■ **Do this**: Can you copy the lines from the one that contains "Convert this screenshot" through the end of the material below, exactly and with nothing else?

■ **Supplied material**:
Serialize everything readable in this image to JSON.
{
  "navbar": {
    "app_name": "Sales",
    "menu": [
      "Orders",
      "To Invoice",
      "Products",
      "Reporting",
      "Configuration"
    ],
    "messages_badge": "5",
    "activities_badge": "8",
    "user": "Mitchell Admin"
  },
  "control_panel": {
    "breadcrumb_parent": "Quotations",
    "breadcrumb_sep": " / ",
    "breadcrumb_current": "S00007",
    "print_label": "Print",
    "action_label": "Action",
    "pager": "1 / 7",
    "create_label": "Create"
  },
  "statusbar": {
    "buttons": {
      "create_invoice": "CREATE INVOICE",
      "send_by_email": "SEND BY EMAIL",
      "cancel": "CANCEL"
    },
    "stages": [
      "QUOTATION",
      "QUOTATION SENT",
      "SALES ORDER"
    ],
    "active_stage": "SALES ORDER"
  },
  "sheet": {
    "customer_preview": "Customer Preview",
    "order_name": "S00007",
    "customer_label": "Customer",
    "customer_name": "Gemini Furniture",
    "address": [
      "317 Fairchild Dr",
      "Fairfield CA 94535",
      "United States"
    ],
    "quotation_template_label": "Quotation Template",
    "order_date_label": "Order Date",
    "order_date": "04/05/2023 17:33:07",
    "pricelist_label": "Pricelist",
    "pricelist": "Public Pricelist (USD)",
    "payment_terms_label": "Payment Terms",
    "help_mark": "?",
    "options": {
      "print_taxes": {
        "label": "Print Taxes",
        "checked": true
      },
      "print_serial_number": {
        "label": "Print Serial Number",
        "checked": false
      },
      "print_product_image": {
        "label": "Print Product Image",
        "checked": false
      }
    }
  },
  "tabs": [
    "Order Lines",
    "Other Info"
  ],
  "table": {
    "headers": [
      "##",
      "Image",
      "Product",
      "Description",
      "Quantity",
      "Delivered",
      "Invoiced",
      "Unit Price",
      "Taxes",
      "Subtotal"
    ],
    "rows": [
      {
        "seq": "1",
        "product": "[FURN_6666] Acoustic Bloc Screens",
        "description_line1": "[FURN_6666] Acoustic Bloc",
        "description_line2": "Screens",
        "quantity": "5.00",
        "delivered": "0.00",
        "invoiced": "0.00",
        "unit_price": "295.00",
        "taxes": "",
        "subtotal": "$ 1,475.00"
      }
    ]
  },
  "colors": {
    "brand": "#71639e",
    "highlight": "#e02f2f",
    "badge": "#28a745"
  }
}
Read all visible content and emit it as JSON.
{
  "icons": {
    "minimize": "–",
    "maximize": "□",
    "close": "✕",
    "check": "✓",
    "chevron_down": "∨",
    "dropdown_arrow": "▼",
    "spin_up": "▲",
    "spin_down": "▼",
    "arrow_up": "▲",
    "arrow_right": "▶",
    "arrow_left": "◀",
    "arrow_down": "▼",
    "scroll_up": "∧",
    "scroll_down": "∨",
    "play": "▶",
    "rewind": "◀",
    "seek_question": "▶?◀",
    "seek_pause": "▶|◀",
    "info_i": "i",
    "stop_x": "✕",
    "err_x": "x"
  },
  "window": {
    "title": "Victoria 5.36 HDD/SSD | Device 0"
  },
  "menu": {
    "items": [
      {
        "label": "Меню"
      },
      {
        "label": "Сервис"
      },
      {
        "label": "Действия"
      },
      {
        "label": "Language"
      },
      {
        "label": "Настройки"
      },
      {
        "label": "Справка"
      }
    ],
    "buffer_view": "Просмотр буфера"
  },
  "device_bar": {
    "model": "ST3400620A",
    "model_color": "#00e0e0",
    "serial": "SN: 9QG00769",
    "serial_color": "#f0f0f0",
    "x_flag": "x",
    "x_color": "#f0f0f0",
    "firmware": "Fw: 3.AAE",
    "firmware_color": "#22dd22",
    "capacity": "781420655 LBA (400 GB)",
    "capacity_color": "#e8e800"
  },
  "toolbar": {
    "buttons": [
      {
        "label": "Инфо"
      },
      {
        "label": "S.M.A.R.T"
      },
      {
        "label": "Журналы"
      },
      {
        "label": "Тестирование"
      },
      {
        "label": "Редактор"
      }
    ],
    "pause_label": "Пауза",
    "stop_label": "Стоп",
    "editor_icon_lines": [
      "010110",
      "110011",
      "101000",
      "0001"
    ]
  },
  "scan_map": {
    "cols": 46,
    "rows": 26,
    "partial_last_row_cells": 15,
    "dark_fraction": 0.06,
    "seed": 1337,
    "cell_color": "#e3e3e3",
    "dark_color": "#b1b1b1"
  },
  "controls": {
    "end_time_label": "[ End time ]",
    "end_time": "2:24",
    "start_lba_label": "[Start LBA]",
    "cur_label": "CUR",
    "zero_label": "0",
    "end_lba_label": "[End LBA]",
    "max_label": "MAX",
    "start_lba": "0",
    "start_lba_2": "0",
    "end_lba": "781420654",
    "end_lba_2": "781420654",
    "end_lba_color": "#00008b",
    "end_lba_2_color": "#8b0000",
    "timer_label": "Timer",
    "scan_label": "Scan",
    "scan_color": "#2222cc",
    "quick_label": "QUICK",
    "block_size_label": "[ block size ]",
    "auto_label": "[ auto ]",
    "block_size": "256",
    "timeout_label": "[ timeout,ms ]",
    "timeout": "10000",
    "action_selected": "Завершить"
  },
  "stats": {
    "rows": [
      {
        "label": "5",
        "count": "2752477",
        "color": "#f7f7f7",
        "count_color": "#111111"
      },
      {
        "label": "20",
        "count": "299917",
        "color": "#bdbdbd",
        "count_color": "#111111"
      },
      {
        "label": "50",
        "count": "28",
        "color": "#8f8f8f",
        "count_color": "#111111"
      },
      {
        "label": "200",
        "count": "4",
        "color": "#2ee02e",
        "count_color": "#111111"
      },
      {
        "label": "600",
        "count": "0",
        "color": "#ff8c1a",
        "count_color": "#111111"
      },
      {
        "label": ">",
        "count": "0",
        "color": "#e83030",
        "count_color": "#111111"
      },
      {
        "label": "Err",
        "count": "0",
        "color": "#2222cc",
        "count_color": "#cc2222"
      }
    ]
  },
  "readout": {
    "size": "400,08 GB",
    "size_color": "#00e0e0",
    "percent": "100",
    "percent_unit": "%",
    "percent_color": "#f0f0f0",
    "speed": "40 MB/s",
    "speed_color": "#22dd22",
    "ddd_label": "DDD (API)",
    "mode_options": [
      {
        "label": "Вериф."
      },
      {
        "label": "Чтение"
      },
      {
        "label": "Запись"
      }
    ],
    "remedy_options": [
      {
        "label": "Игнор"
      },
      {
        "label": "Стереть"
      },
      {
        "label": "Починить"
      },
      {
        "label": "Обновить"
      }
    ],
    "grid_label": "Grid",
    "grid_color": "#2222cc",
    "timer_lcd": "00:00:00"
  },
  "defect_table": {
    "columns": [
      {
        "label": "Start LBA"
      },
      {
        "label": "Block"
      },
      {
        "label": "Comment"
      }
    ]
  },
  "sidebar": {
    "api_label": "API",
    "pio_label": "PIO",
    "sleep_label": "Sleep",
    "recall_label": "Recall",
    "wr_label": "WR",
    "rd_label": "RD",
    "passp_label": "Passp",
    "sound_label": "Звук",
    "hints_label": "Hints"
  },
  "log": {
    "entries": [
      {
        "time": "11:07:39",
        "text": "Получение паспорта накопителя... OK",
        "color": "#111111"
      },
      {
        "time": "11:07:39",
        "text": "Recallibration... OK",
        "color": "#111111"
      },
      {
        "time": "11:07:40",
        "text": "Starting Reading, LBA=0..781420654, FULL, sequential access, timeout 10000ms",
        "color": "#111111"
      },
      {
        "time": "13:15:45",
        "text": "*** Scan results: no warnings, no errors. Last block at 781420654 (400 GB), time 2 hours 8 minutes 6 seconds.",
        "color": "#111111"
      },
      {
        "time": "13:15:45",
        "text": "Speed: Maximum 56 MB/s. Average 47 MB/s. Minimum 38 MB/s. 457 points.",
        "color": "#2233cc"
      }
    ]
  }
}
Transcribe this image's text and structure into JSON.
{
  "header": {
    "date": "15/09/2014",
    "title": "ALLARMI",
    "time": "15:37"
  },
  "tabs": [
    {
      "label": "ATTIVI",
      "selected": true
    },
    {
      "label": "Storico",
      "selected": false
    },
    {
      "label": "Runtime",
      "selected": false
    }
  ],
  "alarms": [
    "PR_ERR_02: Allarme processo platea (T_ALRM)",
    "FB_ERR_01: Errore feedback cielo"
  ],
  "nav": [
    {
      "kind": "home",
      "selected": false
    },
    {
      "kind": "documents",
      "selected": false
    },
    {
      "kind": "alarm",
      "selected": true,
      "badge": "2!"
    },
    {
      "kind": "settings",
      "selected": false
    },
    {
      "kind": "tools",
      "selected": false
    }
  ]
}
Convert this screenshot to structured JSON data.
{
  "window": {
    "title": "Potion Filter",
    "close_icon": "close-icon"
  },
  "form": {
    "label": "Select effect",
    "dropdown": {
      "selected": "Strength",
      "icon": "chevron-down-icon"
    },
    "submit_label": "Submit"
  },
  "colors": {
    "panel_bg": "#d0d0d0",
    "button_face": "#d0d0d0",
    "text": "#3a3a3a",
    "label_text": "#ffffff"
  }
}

■ **Output for this exercise**:
Convert this screenshot to structured JSON data.
{
  "window": {
    "title": "Potion Filter",
    "close_icon": "close-icon"
  },
  "form": {
    "label": "Select effect",
    "dropdown": {
      "selected": "Strength",
      "icon": "chevron-down-icon"
    },
    "submit_label": "Submit"
  },
  "colors": {
    "panel_bg": "#d0d0d0",
    "button_face": "#d0d0d0",
    "text": "#3a3a3a",
    "label_text": "#ffffff"
  }
}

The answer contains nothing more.